What to do
Exactly reproduce the lines that follow.
================================
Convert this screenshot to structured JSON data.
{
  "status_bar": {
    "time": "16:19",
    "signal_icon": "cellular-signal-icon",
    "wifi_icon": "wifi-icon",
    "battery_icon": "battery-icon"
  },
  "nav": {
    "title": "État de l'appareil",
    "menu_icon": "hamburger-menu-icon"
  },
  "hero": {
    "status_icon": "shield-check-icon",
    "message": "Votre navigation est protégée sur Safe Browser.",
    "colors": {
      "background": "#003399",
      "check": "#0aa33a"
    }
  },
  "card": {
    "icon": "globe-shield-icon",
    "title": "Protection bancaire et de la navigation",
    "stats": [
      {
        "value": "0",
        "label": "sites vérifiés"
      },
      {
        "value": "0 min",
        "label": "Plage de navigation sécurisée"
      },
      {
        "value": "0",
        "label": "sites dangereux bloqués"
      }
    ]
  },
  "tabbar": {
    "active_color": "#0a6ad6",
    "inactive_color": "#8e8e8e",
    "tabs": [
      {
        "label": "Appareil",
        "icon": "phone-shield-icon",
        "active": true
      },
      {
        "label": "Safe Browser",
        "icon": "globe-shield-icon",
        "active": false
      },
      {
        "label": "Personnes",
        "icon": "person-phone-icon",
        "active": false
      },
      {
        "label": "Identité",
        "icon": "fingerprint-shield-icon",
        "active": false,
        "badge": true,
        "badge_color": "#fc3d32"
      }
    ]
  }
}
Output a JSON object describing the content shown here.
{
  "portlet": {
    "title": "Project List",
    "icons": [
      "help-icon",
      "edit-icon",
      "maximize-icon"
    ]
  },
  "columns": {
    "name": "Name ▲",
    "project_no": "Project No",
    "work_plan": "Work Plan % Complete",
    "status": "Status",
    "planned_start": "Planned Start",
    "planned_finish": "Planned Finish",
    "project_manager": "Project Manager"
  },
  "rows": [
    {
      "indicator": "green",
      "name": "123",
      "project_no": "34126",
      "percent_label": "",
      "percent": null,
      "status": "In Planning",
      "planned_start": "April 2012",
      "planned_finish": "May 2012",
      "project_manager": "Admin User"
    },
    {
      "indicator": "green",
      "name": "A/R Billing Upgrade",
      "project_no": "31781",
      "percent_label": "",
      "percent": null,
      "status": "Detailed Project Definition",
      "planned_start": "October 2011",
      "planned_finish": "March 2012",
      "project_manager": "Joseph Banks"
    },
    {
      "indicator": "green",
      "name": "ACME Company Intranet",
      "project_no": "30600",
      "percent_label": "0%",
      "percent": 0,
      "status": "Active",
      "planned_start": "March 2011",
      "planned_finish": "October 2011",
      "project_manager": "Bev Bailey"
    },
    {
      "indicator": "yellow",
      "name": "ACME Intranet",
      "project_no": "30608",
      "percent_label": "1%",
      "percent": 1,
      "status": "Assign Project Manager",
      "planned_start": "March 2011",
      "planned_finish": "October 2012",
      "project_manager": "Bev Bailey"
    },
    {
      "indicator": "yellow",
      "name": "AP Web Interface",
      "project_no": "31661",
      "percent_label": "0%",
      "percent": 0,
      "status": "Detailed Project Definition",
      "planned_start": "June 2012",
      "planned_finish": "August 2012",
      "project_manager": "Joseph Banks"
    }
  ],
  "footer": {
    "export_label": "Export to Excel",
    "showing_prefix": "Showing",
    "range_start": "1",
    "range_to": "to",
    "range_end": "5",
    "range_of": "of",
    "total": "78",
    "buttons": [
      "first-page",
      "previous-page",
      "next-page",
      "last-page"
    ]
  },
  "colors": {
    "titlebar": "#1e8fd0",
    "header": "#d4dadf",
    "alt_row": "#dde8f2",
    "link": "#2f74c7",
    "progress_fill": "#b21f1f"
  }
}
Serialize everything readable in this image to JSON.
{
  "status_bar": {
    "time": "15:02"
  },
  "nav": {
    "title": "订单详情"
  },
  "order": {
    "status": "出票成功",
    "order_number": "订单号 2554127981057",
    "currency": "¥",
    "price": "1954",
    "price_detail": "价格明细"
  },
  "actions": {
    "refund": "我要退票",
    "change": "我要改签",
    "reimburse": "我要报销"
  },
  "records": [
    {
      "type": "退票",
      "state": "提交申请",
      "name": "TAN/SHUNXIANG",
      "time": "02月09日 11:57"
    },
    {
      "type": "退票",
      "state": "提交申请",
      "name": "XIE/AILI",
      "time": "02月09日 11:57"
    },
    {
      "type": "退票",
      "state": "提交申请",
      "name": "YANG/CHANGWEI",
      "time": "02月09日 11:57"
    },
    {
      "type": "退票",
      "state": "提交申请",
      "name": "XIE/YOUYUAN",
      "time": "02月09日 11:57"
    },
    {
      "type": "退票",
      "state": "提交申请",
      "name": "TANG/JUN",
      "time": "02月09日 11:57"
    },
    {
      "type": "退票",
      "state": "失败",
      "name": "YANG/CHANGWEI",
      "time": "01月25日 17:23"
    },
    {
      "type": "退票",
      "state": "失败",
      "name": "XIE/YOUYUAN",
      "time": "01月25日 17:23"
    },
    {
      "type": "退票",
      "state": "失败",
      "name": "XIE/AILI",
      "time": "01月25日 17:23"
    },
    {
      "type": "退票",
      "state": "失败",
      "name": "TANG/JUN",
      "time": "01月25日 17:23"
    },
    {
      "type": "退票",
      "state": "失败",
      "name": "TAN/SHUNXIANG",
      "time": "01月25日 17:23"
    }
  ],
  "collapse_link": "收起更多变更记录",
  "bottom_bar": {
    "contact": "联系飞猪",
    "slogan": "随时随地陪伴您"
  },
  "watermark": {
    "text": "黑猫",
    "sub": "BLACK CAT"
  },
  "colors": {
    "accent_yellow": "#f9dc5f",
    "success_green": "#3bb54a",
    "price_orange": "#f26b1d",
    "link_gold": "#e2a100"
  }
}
================================
Reply to the exercise
Convert this screenshot to structured JSON data.
{
  "status_bar": {
    "time": "16:19",
    "signal_icon": "cellular-signal-icon",
    "wifi_icon": "wifi-icon",
    "battery_icon": "battery-icon"
  },
  "nav": {
    "title": "État de l'appareil",
    "menu_icon": "hamburger-menu-icon"
  },
  "hero": {
    "status_icon": "shield-check-icon",
    "message": "Votre navigation est protégée sur Safe Browser.",
    "colors": {
      "background": "#003399",
      "check": "#0aa33a"
    }
  },
  "card": {
    "icon": "globe-shield-icon",
    "title": "Protection bancaire et de la navigation",
    "stats": [
      {
        "value": "0",
        "label": "sites vérifiés"
      },
      {
        "value": "0 min",
        "label": "Plage de navigation sécurisée"
      },
      {
        "value": "0",
        "label": "sites dangereux bloqués"
      }
    ]
  },
  "tabbar": {
    "active_color": "#0a6ad6",
    "inactive_color": "#8e8e8e",
    "tabs": [
      {
        "label": "Appareil",
        "icon": "phone-shield-icon",
        "active": true
      },
      {
        "label": "Safe Browser",
        "icon": "globe-shield-icon",
        "active": false
      },
      {
        "label": "Personnes",
        "icon": "person-phone-icon",
        "active": false
      },
      {
        "label": "Identité",
        "icon": "fingerprint-shield-icon",
        "active": false,
        "badge": true,
        "badge_color": "#fc3d32"
      }
    ]
  }
}
Output a JSON object describing the content shown here.
{
  "portlet": {
    "title": "Project List",
    "icons": [
      "help-icon",
      "edit-icon",
      "maximize-icon"
    ]
  },
  "columns": {
    "name": "Name ▲",
    "project_no": "Project No",
    "work_plan": "Work Plan % Complete",
    "status": "Status",
    "planned_start": "Planned Start",
    "planned_finish": "Planned Finish",
    "project_manager": "Project Manager"
  },
  "rows": [
    {
      "indicator": "green",
      "name": "123",
      "project_no": "34126",
      "percent_label": "",
      "percent": null,
      "status": "In Planning",
      "planned_start": "April 2012",
      "planned_finish": "May 2012",
      "project_manager": "Admin User"
    },
    {
      "indicator": "green",
      "name": "A/R Billing Upgrade",
      "project_no": "31781",
      "percent_label": "",
      "percent": null,
      "status": "Detailed Project Definition",
      "planned_start": "October 2011",
      "planned_finish": "March 2012",
      "project_manager": "Joseph Banks"
    },
    {
      "indicator": "green",
      "name": "ACME Company Intranet",
      "project_no": "30600",
      "percent_label": "0%",
      "percent": 0,
      "status": "Active",
      "planned_start": "March 2011",
      "planned_finish": "October 2011",
      "project_manager": "Bev Bailey"
    },
    {
      "indicator": "yellow",
      "name": "ACME Intranet",
      "project_no": "30608",
      "percent_label": "1%",
      "percent": 1,
      "status": "Assign Project Manager",
      "planned_start": "March 2011",
      "planned_finish": "October 2012",
      "project_manager": "Bev Bailey"
    },
    {
      "indicator": "yellow",
      "name": "AP Web Interface",
      "project_no": "31661",
      "percent_label": "0%",
      "percent": 0,
      "status": "Detailed Project Definition",
      "planned_start": "June 2012",
      "planned_finish": "August 2012",
      "project_manager": "Joseph Banks"
    }
  ],
  "footer": {
    "export_label": "Export to Excel",
    "showing_prefix": "Showing",
    "range_start": "1",
    "range_to": "to",
    "range_end": "5",
    "range_of": "of",
    "total": "78",
    "buttons": [
      "first-page",
      "previous-page",
      "next-page",
      "last-page"
    ]
  },
  "colors": {
    "titlebar": "#1e8fd0",
    "header": "#d4dadf",
    "alt_row": "#dde8f2",
    "link": "#2f74c7",
    "progress_fill": "#b21f1f"
  }
}
Serialize everything readable in this image to JSON.
{
  "status_bar": {
    "time": "15:02"
  },
  "nav": {
    "title": "订单详情"
  },
  "order": {
    "status": "出票成功",
    "order_number": "订单号 2554127981057",
    "currency": "¥",
    "price": "1954",
    "price_detail": "价格明细"
  },
  "actions": {
    "refund": "我要退票",
    "change": "我要改签",
    "reimburse": "我要报销"
  },
  "records": [
    {
      "type": "退票",
      "state": "提交申请",
      "name": "TAN/SHUNXIANG",
      "time": "02月09日 11:57"
    },
    {
      "type": "退票",
      "state": "提交申请",
      "name": "XIE/AILI",
      "time": "02月09日 11:57"
    },
    {
      "type": "退票",
      "state": "提交申请",
      "name": "YANG/CHANGWEI",
      "time": "02月09日 11:57"
    },
    {
      "type": "退票",
      "state": "提交申请",
      "name": "XIE/YOUYUAN",
      "time": "02月09日 11:57"
    },
    {
      "type": "退票",
      "state": "提交申请",
      "name": "TANG/JUN",
      "time": "02月09日 11:57"
    },
    {
      "type": "退票",
      "state": "失败",
      "name": "YANG/CHANGWEI",
      "time": "01月25日 17:23"
    },
    {
      "type": "退票",
      "state": "失败",
      "name": "XIE/YOUYUAN",
      "time": "01月25日 17:23"
    },
    {
      "type": "退票",
      "state": "失败",
      "name": "XIE/AILI",
      "time": "01月25日 17:23"
    },
    {
      "type": "退票",
      "state": "失败",
      "name": "TANG/JUN",
      "time": "01月25日 17:23"
    },
    {
      "type": "退票",
      "state": "失败",
      "name": "TAN/SHUNXIANG",
      "time": "01月25日 17:23"
    }
  ],
  "collapse_link": "收起更多变更记录",
  "bottom_bar": {
    "contact": "联系飞猪",
    "slogan": "随时随地陪伴您"
  },
  "watermark": {
    "text": "黑猫",
    "sub": "BLACK CAT"
  },
  "colors": {
    "accent_yellow": "#f9dc5f",
    "success_green": "#3bb54a",
    "price_orange": "#f26b1d",
    "link_gold": "#e2a100"
  }
}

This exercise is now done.